▶ _Exercise aim_
Exactly reproduce the lines that follow.

Records
......

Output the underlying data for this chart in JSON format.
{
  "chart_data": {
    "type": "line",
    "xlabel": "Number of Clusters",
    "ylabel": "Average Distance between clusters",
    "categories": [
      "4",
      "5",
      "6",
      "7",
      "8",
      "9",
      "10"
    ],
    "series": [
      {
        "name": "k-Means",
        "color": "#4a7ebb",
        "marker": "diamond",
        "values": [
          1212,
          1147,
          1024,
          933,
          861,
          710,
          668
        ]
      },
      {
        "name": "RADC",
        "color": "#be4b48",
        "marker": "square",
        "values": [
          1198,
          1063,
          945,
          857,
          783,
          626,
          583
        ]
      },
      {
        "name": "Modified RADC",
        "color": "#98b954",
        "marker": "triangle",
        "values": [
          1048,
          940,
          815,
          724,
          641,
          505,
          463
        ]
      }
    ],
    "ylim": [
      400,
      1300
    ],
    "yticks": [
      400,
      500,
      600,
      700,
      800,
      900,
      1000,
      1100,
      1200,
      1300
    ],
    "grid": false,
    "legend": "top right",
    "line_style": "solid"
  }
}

......

▶ _Output for this task_
Output the underlying data for this chart in JSON format.
{
  "chart_data": {
    "type": "line",
    "xlabel": "Number of Clusters",
    "ylabel": "Average Distance between clusters",
    "categories": [
      "4",
      "5",
      "6",
      "7",
      "8",
      "9",
      "10"
    ],
    "series": [
      {
        "name": "k-Means",
        "color": "#4a7ebb",
        "marker": "diamond",
        "values": [
          1212,
          1147,
          1024,
          933,
          861,
          710,
          668
        ]
      },
      {
        "name": "RADC",
        "color": "#be4b48",
        "marker": "square",
        "values": [
          1198,
          1063,
          945,
          857,
          783,
          626,
          583
        ]
      },
      {
        "name": "Modified RADC",
        "color": "#98b954",
        "marker": "triangle",
        "values": [
          1048,
          940,
          815,
          724,
          641,
          505,
          463
        ]
      }
    ],
    "ylim": [
      400,
      1300
    ],
    "yticks": [
      400,
      500,
      600,
      700,
      800,
      900,
      1000,
      1100,
      1200,
      1300
    ],
    "grid": false,
    "legend": "top right",
    "line_style": "solid"
  }
}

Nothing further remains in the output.